INSTRUCTIONS FOR THE TASK
The records that follow must be repeated verbatim, every one of them.

━━━━━━━━━━━━━━━━━━━━

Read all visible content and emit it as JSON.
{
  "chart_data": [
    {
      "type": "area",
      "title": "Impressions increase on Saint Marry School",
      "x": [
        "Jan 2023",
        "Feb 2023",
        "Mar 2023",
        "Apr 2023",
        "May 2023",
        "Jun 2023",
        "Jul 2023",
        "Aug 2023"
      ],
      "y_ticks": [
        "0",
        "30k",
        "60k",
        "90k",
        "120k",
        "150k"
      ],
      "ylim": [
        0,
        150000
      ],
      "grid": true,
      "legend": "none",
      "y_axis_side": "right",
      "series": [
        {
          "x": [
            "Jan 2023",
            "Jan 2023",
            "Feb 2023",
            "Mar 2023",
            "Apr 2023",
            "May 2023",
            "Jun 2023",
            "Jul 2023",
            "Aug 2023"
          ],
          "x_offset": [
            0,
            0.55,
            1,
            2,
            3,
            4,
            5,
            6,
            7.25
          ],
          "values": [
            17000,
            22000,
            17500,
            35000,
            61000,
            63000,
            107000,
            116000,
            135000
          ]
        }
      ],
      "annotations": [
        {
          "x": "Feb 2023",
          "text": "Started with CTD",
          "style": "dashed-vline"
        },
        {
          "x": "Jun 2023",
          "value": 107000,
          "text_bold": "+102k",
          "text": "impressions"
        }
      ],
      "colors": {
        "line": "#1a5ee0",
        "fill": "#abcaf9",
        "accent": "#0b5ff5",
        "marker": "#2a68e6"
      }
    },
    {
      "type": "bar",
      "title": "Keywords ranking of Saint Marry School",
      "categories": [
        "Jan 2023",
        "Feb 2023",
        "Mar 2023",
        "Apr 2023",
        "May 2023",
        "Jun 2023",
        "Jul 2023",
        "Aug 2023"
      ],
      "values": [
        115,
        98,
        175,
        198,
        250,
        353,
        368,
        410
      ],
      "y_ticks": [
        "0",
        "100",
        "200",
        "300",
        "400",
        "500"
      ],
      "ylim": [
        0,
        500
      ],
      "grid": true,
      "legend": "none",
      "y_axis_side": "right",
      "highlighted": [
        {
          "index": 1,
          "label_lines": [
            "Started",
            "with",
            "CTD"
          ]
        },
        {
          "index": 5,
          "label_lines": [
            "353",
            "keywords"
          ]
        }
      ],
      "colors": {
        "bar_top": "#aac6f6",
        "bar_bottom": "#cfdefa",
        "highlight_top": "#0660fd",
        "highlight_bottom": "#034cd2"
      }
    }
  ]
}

━━━━━━━━━━━━━━━━━━━━

COMPLETE ANSWER
Read all visible content and emit it as JSON.
{
  "chart_data": [
    {
      "type": "area",
      "title": "Impressions increase on Saint Marry School",
      "x": [
        "Jan 2023",
        "Feb 2023",
        "Mar 2023",
        "Apr 2023",
        "May 2023",
        "Jun 2023",
        "Jul 2023",
        "Aug 2023"
      ],
      "y_ticks": [
        "0",
        "30k",
        "60k",
        "90k",
        "120k",
        "150k"
      ],
      "ylim": [
        0,
        150000
      ],
      "grid": true,
      "legend": "none",
      "y_axis_side": "right",
      "series": [
        {
          "x": [
            "Jan 2023",
            "Jan 2023",
            "Feb 2023",
            "Mar 2023",
            "Apr 2023",
            "May 2023",
            "Jun 2023",
            "Jul 2023",
            "Aug 2023"
          ],
          "x_offset": [
            0,
            0.55,
            1,
            2,
            3,
            4,
            5,
            6,
            7.25
          ],
          "values": [
            17000,
            22000,
            17500,
            35000,
            61000,
            63000,
            107000,
            116000,
            135000
          ]
        }
      ],
      "annotations": [
        {
          "x": "Feb 2023",
          "text": "Started with CTD",
          "style": "dashed-vline"
        },
        {
          "x": "Jun 2023",
          "value": 107000,
          "text_bold": "+102k",
          "text": "impressions"
        }
      ],
      "colors": {
        "line": "#1a5ee0",
        "fill": "#abcaf9",
        "accent": "#0b5ff5",
        "marker": "#2a68e6"
      }
    },
    {
      "type": "bar",
      "title": "Keywords ranking of Saint Marry School",
      "categories": [
        "Jan 2023",
        "Feb 2023",
        "Mar 2023",
        "Apr 2023",
        "May 2023",
        "Jun 2023",
        "Jul 2023",
        "Aug 2023"
      ],
      "values": [
        115,
        98,
        175,
        198,
        250,
        353,
        368,
        410
      ],
      "y_ticks": [
        "0",
        "100",
        "200",
        "300",
        "400",
        "500"
      ],
      "ylim": [
        0,
        500
      ],
      "grid": true,
      "legend": "none",
      "y_axis_side": "right",
      "highlighted": [
        {
          "index": 1,
          "label_lines": [
            "Started",
            "with",
            "CTD"
          ]
        },
        {
          "index": 5,
          "label_lines": [
            "353",
            "keywords"
          ]
        }
      ],
      "colors": {
        "bar_top": "#aac6f6",
        "bar_bottom": "#cfdefa",
        "highlight_top": "#0660fd",
        "highlight_bottom": "#034cd2"
      }
    }
  ]
}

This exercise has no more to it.